··· STORED RECORDS ···

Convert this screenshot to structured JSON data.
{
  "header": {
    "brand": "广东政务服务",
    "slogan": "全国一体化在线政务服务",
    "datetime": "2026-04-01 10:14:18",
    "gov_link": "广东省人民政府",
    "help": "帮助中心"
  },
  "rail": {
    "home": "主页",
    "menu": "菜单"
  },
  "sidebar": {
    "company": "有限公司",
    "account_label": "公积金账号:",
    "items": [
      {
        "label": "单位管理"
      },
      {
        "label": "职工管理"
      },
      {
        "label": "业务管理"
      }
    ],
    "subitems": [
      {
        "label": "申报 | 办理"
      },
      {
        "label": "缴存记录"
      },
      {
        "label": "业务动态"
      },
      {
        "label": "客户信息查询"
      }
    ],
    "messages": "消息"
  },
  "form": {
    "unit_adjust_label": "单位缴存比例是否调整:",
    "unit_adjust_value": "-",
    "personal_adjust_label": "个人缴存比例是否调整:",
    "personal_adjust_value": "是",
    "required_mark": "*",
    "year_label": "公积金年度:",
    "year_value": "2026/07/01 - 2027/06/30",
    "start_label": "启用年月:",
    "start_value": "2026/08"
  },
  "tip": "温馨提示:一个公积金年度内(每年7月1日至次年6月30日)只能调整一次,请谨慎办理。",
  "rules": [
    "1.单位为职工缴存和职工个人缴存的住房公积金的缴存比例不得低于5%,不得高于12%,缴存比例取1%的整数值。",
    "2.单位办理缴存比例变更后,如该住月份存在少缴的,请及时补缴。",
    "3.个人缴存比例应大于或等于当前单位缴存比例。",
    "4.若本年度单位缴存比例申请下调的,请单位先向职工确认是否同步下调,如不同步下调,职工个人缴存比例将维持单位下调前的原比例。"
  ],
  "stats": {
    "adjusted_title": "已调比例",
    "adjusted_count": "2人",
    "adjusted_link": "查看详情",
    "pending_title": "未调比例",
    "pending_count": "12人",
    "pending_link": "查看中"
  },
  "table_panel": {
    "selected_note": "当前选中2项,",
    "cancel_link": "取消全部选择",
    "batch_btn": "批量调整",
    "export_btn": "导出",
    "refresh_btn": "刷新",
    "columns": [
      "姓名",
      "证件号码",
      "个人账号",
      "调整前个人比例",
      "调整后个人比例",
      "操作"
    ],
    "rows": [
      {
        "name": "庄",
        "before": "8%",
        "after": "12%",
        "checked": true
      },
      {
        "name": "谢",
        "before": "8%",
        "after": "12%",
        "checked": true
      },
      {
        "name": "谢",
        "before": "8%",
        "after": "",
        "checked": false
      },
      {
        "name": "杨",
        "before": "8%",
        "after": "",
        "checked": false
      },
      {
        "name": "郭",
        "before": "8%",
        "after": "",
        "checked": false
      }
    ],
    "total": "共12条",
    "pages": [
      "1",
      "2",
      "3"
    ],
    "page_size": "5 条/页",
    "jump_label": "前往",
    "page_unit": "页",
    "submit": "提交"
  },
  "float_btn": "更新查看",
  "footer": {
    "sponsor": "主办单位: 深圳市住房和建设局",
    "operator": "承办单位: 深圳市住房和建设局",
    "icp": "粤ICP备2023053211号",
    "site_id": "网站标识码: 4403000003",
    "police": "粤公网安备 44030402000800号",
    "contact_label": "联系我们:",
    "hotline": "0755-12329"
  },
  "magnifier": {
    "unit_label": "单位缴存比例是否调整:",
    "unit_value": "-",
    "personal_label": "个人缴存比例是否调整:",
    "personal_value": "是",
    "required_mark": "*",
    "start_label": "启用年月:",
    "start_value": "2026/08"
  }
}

···

| STATED TASK |
Reproduce each record exactly as it appears.

| ANSWER TO THE TASK |
Convert this screenshot to structured JSON data.
{
  "header": {
    "brand": "广东政务服务",
    "slogan": "全国一体化在线政务服务",
    "datetime": "2026-04-01 10:14:18",
    "gov_link": "广东省人民政府",
    "help": "帮助中心"
  },
  "rail": {
    "home": "主页",
    "menu": "菜单"
  },
  "sidebar": {
    "company": "有限公司",
    "account_label": "公积金账号:",
    "items": [
      {
        "label": "单位管理"
      },
      {
        "label": "职工管理"
      },
      {
        "label": "业务管理"
      }
    ],
    "subitems": [
      {
        "label": "申报 | 办理"
      },
      {
        "label": "缴存记录"
      },
      {
        "label": "业务动态"
      },
      {
        "label": "客户信息查询"
      }
    ],
    "messages": "消息"
  },
  "form": {
    "unit_adjust_label": "单位缴存比例是否调整:",
    "unit_adjust_value": "-",
    "personal_adjust_label": "个人缴存比例是否调整:",
    "personal_adjust_value": "是",
    "required_mark": "*",
    "year_label": "公积金年度:",
    "year_value": "2026/07/01 - 2027/06/30",
    "start_label": "启用年月:",
    "start_value": "2026/08"
  },
  "tip": "温馨提示:一个公积金年度内(每年7月1日至次年6月30日)只能调整一次,请谨慎办理。",
  "rules": [
    "1.单位为职工缴存和职工个人缴存的住房公积金的缴存比例不得低于5%,不得高于12%,缴存比例取1%的整数值。",
    "2.单位办理缴存比例变更后,如该住月份存在少缴的,请及时补缴。",
    "3.个人缴存比例应大于或等于当前单位缴存比例。",
    "4.若本年度单位缴存比例申请下调的,请单位先向职工确认是否同步下调,如不同步下调,职工个人缴存比例将维持单位下调前的原比例。"
  ],
  "stats": {
    "adjusted_title": "已调比例",
    "adjusted_count": "2人",
    "adjusted_link": "查看详情",
    "pending_title": "未调比例",
    "pending_count": "12人",
    "pending_link": "查看中"
  },
  "table_panel": {
    "selected_note": "当前选中2项,",
    "cancel_link": "取消全部选择",
    "batch_btn": "批量调整",
    "export_btn": "导出",
    "refresh_btn": "刷新",
    "columns": [
      "姓名",
      "证件号码",
      "个人账号",
      "调整前个人比例",
      "调整后个人比例",
      "操作"
    ],
    "rows": [
      {
        "name": "庄",
        "before": "8%",
        "after": "12%",
        "checked": true
      },
      {
        "name": "谢",
        "before": "8%",
        "after": "12%",
        "checked": true
      },
      {
        "name": "谢",
        "before": "8%",
        "after": "",
        "checked": false
      },
      {
        "name": "杨",
        "before": "8%",
        "after": "",
        "checked": false
      },
      {
        "name": "郭",
        "before": "8%",
        "after": "",
        "checked": false
      }
    ],
    "total": "共12条",
    "pages": [
      "1",
      "2",
      "3"
    ],
    "page_size": "5 条/页",
    "jump_label": "前往",
    "page_unit": "页",
    "submit": "提交"
  },
  "float_btn": "更新查看",
  "footer": {
    "sponsor": "主办单位: 深圳市住房和建设局",
    "operator": "承办单位: 深圳市住房和建设局",
    "icp": "粤ICP备2023053211号",
    "site_id": "网站标识码: 4403000003",
    "police": "粤公网安备 44030402000800号",
    "contact_label": "联系我们:",
    "hotline": "0755-12329"
  },
  "magnifier": {
    "unit_label": "单位缴存比例是否调整:",
    "unit_value": "-",
    "personal_label": "个人缴存比例是否调整:",
    "personal_value": "是",
    "required_mark": "*",
    "start_label": "启用年月:",
    "start_value": "2026/08"
  }
}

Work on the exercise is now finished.